## The problem
Write the material out again, line by line, exactly as it is.

Stored entries:
---------------
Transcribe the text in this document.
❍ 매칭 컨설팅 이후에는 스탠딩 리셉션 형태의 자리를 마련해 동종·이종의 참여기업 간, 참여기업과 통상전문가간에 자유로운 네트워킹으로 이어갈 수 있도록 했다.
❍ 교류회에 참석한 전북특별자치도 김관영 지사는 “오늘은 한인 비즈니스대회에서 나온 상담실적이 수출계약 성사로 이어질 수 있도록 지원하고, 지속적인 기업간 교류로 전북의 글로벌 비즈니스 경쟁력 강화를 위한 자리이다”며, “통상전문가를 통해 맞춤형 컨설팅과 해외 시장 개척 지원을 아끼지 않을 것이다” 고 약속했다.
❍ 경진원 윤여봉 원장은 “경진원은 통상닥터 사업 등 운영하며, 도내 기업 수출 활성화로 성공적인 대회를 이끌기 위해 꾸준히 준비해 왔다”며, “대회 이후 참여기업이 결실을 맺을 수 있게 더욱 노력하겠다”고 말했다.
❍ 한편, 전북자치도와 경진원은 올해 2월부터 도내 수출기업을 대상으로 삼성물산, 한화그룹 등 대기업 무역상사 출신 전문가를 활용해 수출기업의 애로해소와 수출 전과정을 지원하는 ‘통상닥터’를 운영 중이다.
---------------
## Complete output
Transcribe the text in this document.
❍ 매칭 컨설팅 이후에는 스탠딩 리셉션 형태의 자리를 마련해 동종·이종의 참여기업 간, 참여기업과 통상전문가간에 자유로운 네트워킹으로 이어갈 수 있도록 했다.
❍ 교류회에 참석한 전북특별자치도 김관영 지사는 “오늘은 한인 비즈니스대회에서 나온 상담실적이 수출계약 성사로 이어질 수 있도록 지원하고, 지속적인 기업간 교류로 전북의 글로벌 비즈니스 경쟁력 강화를 위한 자리이다”며, “통상전문가를 통해 맞춤형 컨설팅과 해외 시장 개척 지원을 아끼지 않을 것이다” 고 약속했다.
❍ 경진원 윤여봉 원장은 “경진원은 통상닥터 사업 등 운영하며, 도내 기업 수출 활성화로 성공적인 대회를 이끌기 위해 꾸준히 준비해 왔다”며, “대회 이후 참여기업이 결실을 맺을 수 있게 더욱 노력하겠다”고 말했다.
❍ 한편, 전북자치도와 경진원은 올해 2월부터 도내 수출기업을 대상으로 삼성물산, 한화그룹 등 대기업 무역상사 출신 전문가를 활용해 수출기업의 애로해소와 수출 전과정을 지원하는 ‘통상닥터’를 운영 중이다.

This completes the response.